**EXERCISE BRIEF**
Reproduce the records below in their entirety, character for character.

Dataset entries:
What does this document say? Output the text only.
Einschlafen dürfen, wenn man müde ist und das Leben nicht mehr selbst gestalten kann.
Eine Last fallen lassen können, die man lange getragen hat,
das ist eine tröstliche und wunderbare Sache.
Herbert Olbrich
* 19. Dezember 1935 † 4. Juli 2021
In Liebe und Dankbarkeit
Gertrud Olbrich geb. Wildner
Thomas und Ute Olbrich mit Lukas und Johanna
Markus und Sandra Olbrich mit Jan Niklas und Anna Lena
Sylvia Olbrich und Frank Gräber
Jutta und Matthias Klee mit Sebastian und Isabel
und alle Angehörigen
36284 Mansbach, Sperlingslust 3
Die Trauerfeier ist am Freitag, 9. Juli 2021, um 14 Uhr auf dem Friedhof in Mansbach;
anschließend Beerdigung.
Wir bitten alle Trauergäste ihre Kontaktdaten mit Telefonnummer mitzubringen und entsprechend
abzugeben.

**SOLUTION TO THIS TASK**
What does this document say? Output the text only.
Einschlafen dürfen, wenn man müde ist und das Leben nicht mehr selbst gestalten kann.
Eine Last fallen lassen können, die man lange getragen hat,
das ist eine tröstliche und wunderbare Sache.
Herbert Olbrich
* 19. Dezember 1935 † 4. Juli 2021
In Liebe und Dankbarkeit
Gertrud Olbrich geb. Wildner
Thomas und Ute Olbrich mit Lukas und Johanna
Markus und Sandra Olbrich mit Jan Niklas und Anna Lena
Sylvia Olbrich und Frank Gräber
Jutta und Matthias Klee mit Sebastian und Isabel
und alle Angehörigen
36284 Mansbach, Sperlingslust 3
Die Trauerfeier ist am Freitag, 9. Juli 2021, um 14 Uhr auf dem Friedhof in Mansbach;
anschließend Beerdigung.
Wir bitten alle Trauergäste ihre Kontaktdaten mit Telefonnummer mitzubringen und entsprechend
abzugeben.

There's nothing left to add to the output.